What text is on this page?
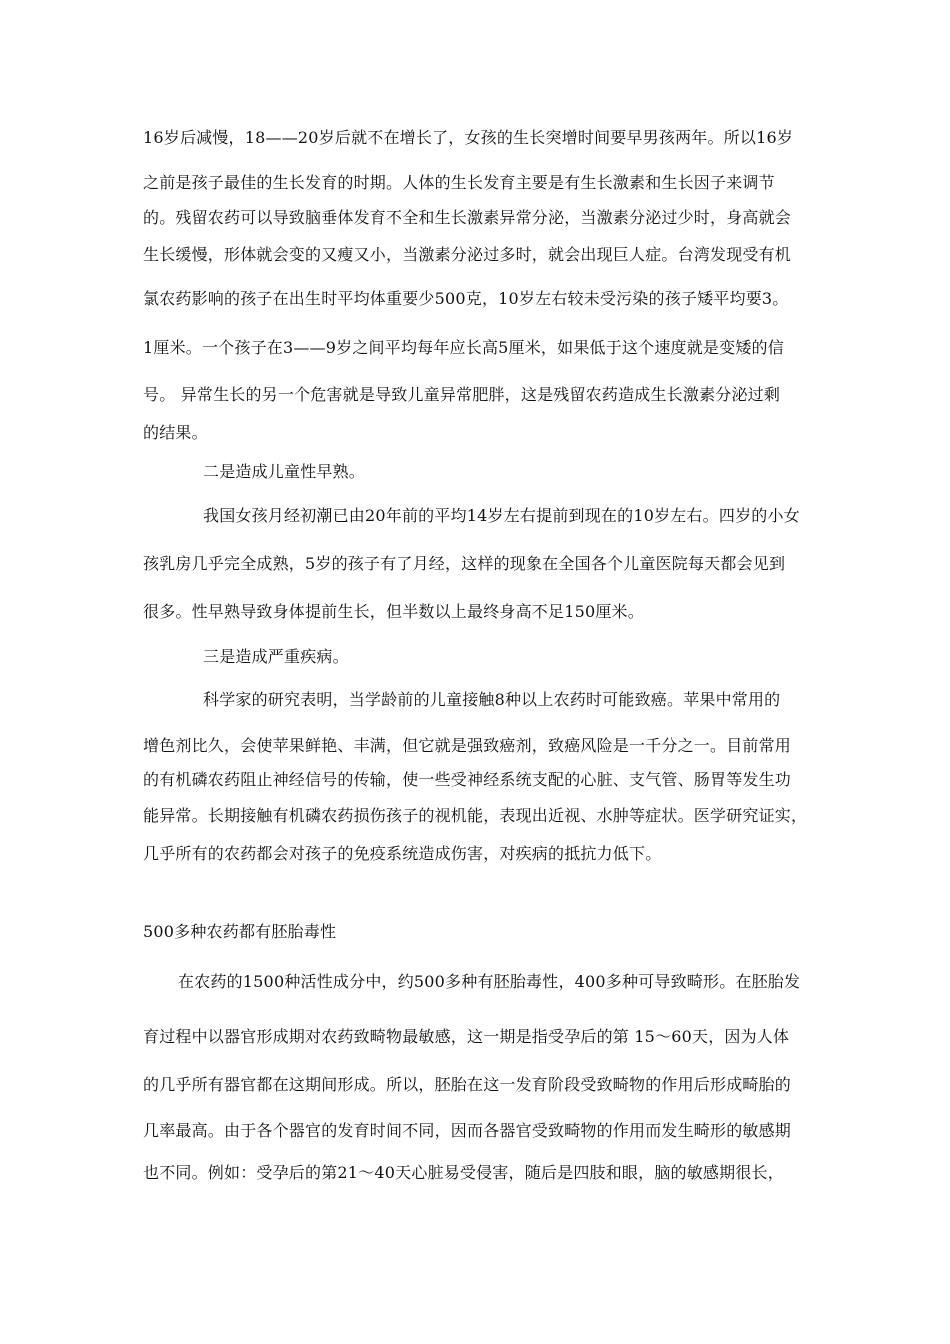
16岁后减慢，18——20岁后就不在增长了，女孩的生长突增时间要早男孩两年。所以16岁
之前是孩子最佳的生长发育的时期。人体的生长发育主要是有生长激素和生长因子来调节
的。残留农药可以导致脑垂体发育不全和生长激素异常分泌，当激素分泌过少时，身高就会
生长缓慢，形体就会变的又瘦又小，当激素分泌过多时，就会出现巨人症。台湾发现受有机
氯农药影响的孩子在出生时平均体重要少500克，10岁左右较未受污染的孩子矮平均要3。
1厘米。一个孩子在3——9岁之间平均每年应长高5厘米，如果低于这个速度就是变矮的信
号。 异常生长的另一个危害就是导致儿童异常肥胖，这是残留农药造成生长激素分泌过剩
的结果。
二是造成儿童性早熟。
我国女孩月经初潮已由20年前的平均14岁左右提前到现在的10岁左右。四岁的小女
孩乳房几乎完全成熟，5岁的孩子有了月经，这样的现象在全国各个儿童医院每天都会见到
很多。性早熟导致身体提前生长，但半数以上最终身高不足150厘米。
三是造成严重疾病。
科学家的研究表明，当学龄前的儿童接触8种以上农药时可能致癌。苹果中常用的
增色剂比久，会使苹果鲜艳、丰满，但它就是强致癌剂，致癌风险是一千分之一。目前常用
的有机磷农药阻止神经信号的传输，使一些受神经系统支配的心脏、支气管、肠胃等发生功
能异常。长期接触有机磷农药损伤孩子的视机能，表现出近视、水肿等症状。医学研究证实，
几乎所有的农药都会对孩子的免疫系统造成伤害，对疾病的抵抗力低下。
500多种农药都有胚胎毒性
在农药的1500种活性成分中，约500多种有胚胎毒性，400多种可导致畸形。在胚胎发
育过程中以器官形成期对农药致畸物最敏感，这一期是指受孕后的第 15～60天，因为人体
的几乎所有器官都在这期间形成。所以，胚胎在这一发育阶段受致畸物的作用后形成畸胎的
几率最高。由于各个器官的发育时间不同，因而各器官受致畸物的作用而发生畸形的敏感期
也不同。例如：受孕后的第21～40天心脏易受侵害，随后是四肢和眼，脑的敏感期很长，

* * * * *

Go through the listing above and write it all out exactly, leaving out any picture.

What text is on this page?
16岁后减慢，18——20岁后就不在增长了，女孩的生长突增时间要早男孩两年。所以16岁
之前是孩子最佳的生长发育的时期。人体的生长发育主要是有生长激素和生长因子来调节
的。残留农药可以导致脑垂体发育不全和生长激素异常分泌，当激素分泌过少时，身高就会
生长缓慢，形体就会变的又瘦又小，当激素分泌过多时，就会出现巨人症。台湾发现受有机
氯农药影响的孩子在出生时平均体重要少500克，10岁左右较未受污染的孩子矮平均要3。
1厘米。一个孩子在3——9岁之间平均每年应长高5厘米，如果低于这个速度就是变矮的信
号。 异常生长的另一个危害就是导致儿童异常肥胖，这是残留农药造成生长激素分泌过剩
的结果。
二是造成儿童性早熟。
我国女孩月经初潮已由20年前的平均14岁左右提前到现在的10岁左右。四岁的小女
孩乳房几乎完全成熟，5岁的孩子有了月经，这样的现象在全国各个儿童医院每天都会见到
很多。性早熟导致身体提前生长，但半数以上最终身高不足150厘米。
三是造成严重疾病。
科学家的研究表明，当学龄前的儿童接触8种以上农药时可能致癌。苹果中常用的
增色剂比久，会使苹果鲜艳、丰满，但它就是强致癌剂，致癌风险是一千分之一。目前常用
的有机磷农药阻止神经信号的传输，使一些受神经系统支配的心脏、支气管、肠胃等发生功
能异常。长期接触有机磷农药损伤孩子的视机能，表现出近视、水肿等症状。医学研究证实，
几乎所有的农药都会对孩子的免疫系统造成伤害，对疾病的抵抗力低下。
500多种农药都有胚胎毒性
在农药的1500种活性成分中，约500多种有胚胎毒性，400多种可导致畸形。在胚胎发
育过程中以器官形成期对农药致畸物最敏感，这一期是指受孕后的第 15～60天，因为人体
的几乎所有器官都在这期间形成。所以，胚胎在这一发育阶段受致畸物的作用后形成畸胎的
几率最高。由于各个器官的发育时间不同，因而各器官受致畸物的作用而发生畸形的敏感期
也不同。例如：受孕后的第21～40天心脏易受侵害，随后是四肢和眼，脑的敏感期很长，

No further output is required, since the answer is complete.